Your task →
Exact copies of all the lines below are required.

[Opening Provided material section]

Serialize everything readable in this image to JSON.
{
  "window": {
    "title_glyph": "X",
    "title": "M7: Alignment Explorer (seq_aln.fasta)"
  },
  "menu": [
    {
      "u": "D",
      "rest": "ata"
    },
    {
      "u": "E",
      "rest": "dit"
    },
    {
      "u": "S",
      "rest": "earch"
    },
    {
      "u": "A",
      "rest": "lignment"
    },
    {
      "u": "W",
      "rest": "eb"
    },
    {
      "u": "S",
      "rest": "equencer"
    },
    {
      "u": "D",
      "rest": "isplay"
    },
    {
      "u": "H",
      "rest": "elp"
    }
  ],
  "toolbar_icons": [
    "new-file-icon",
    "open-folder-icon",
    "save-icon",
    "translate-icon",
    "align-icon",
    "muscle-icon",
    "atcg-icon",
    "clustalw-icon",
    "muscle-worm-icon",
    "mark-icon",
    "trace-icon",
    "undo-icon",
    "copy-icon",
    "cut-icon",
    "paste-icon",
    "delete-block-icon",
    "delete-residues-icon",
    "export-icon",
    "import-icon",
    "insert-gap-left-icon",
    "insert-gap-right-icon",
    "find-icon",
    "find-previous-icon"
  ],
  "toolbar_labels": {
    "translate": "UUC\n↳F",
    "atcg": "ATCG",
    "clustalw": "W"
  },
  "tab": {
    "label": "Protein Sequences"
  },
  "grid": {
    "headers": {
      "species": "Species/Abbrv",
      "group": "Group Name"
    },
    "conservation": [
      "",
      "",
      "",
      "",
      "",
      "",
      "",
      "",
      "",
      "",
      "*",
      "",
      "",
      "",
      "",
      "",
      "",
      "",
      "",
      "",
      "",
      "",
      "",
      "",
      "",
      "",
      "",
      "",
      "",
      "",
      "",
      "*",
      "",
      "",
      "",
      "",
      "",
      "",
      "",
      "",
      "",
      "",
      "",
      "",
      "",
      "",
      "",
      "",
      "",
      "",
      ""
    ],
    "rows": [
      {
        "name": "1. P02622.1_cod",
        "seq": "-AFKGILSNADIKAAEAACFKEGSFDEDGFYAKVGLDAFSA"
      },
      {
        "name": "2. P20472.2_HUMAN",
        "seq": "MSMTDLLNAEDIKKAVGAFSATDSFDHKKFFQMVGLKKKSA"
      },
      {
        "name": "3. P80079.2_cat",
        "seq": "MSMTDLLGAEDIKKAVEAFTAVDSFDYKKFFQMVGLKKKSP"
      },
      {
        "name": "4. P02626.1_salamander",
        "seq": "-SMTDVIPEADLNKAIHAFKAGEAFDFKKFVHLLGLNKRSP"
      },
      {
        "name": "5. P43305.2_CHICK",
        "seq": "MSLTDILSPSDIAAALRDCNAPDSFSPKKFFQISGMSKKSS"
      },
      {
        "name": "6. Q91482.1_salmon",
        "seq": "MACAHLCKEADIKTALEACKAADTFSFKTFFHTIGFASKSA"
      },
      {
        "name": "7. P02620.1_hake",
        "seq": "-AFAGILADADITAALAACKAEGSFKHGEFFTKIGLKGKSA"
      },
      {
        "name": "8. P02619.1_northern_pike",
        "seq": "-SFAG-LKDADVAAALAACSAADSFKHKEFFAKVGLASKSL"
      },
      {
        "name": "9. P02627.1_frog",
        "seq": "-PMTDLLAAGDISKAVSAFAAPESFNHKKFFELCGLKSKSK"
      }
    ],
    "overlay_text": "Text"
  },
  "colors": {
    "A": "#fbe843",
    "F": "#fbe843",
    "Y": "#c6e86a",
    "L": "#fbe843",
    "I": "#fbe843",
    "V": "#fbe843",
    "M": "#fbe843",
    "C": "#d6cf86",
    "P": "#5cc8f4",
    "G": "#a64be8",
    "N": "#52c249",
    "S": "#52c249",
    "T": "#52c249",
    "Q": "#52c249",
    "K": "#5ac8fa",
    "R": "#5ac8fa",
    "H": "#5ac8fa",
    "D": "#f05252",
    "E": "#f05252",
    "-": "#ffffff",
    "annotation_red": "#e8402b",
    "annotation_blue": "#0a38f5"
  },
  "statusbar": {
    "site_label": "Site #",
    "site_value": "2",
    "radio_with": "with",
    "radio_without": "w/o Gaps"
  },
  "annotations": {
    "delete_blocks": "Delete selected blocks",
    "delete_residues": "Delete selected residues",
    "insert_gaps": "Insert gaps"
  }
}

[Closing Provided material section]

Your response →
Serialize everything readable in this image to JSON.
{
  "window": {
    "title_glyph": "X",
    "title": "M7: Alignment Explorer (seq_aln.fasta)"
  },
  "menu": [
    {
      "u": "D",
      "rest": "ata"
    },
    {
      "u": "E",
      "rest": "dit"
    },
    {
      "u": "S",
      "rest": "earch"
    },
    {
      "u": "A",
      "rest": "lignment"
    },
    {
      "u": "W",
      "rest": "eb"
    },
    {
      "u": "S",
      "rest": "equencer"
    },
    {
      "u": "D",
      "rest": "isplay"
    },
    {
      "u": "H",
      "rest": "elp"
    }
  ],
  "toolbar_icons": [
    "new-file-icon",
    "open-folder-icon",
    "save-icon",
    "translate-icon",
    "align-icon",
    "muscle-icon",
    "atcg-icon",
    "clustalw-icon",
    "muscle-worm-icon",
    "mark-icon",
    "trace-icon",
    "undo-icon",
    "copy-icon",
    "cut-icon",
    "paste-icon",
    "delete-block-icon",
    "delete-residues-icon",
    "export-icon",
    "import-icon",
    "insert-gap-left-icon",
    "insert-gap-right-icon",
    "find-icon",
    "find-previous-icon"
  ],
  "toolbar_labels": {
    "translate": "UUC\n↳F",
    "atcg": "ATCG",
    "clustalw": "W"
  },
  "tab": {
    "label": "Protein Sequences"
  },
  "grid": {
    "headers": {
      "species": "Species/Abbrv",
      "group": "Group Name"
    },
    "conservation": [
      "",
      "",
      "",
      "",
      "",
      "",
      "",
      "",
      "",
      "",
      "*",
      "",
      "",
      "",
      "",
      "",
      "",
      "",
      "",
      "",
      "",
      "",
      "",
      "",
      "",
      "",
      "",
      "",
      "",
      "",
      "",
      "*",
      "",
      "",
      "",
      "",
      "",
      "",
      "",
      "",
      "",
      "",
      "",
      "",
      "",
      "",
      "",
      "",
      "",
      "",
      ""
    ],
    "rows": [
      {
        "name": "1. P02622.1_cod",
        "seq": "-AFKGILSNADIKAAEAACFKEGSFDEDGFYAKVGLDAFSA"
      },
      {
        "name": "2. P20472.2_HUMAN",
        "seq": "MSMTDLLNAEDIKKAVGAFSATDSFDHKKFFQMVGLKKKSA"
      },
      {
        "name": "3. P80079.2_cat",
        "seq": "MSMTDLLGAEDIKKAVEAFTAVDSFDYKKFFQMVGLKKKSP"
      },
      {
        "name": "4. P02626.1_salamander",
        "seq": "-SMTDVIPEADLNKAIHAFKAGEAFDFKKFVHLLGLNKRSP"
      },
      {
        "name": "5. P43305.2_CHICK",
        "seq": "MSLTDILSPSDIAAALRDCNAPDSFSPKKFFQISGMSKKSS"
      },
      {
        "name": "6. Q91482.1_salmon",
        "seq": "MACAHLCKEADIKTALEACKAADTFSFKTFFHTIGFASKSA"
      },
      {
        "name": "7. P02620.1_hake",
        "seq": "-AFAGILADADITAALAACKAEGSFKHGEFFTKIGLKGKSA"
      },
      {
        "name": "8. P02619.1_northern_pike",
        "seq": "-SFAG-LKDADVAAALAACSAADSFKHKEFFAKVGLASKSL"
      },
      {
        "name": "9. P02627.1_frog",
        "seq": "-PMTDLLAAGDISKAVSAFAAPESFNHKKFFELCGLKSKSK"
      }
    ],
    "overlay_text": "Text"
  },
  "colors": {
    "A": "#fbe843",
    "F": "#fbe843",
    "Y": "#c6e86a",
    "L": "#fbe843",
    "I": "#fbe843",
    "V": "#fbe843",
    "M": "#fbe843",
    "C": "#d6cf86",
    "P": "#5cc8f4",
    "G": "#a64be8",
    "N": "#52c249",
    "S": "#52c249",
    "T": "#52c249",
    "Q": "#52c249",
    "K": "#5ac8fa",
    "R": "#5ac8fa",
    "H": "#5ac8fa",
    "D": "#f05252",
    "E": "#f05252",
    "-": "#ffffff",
    "annotation_red": "#e8402b",
    "annotation_blue": "#0a38f5"
  },
  "statusbar": {
    "site_label": "Site #",
    "site_value": "2",
    "radio_with": "with",
    "radio_without": "w/o Gaps"
  },
  "annotations": {
    "delete_blocks": "Delete selected blocks",
    "delete_residues": "Delete selected residues",
    "insert_gaps": "Insert gaps"
  }
}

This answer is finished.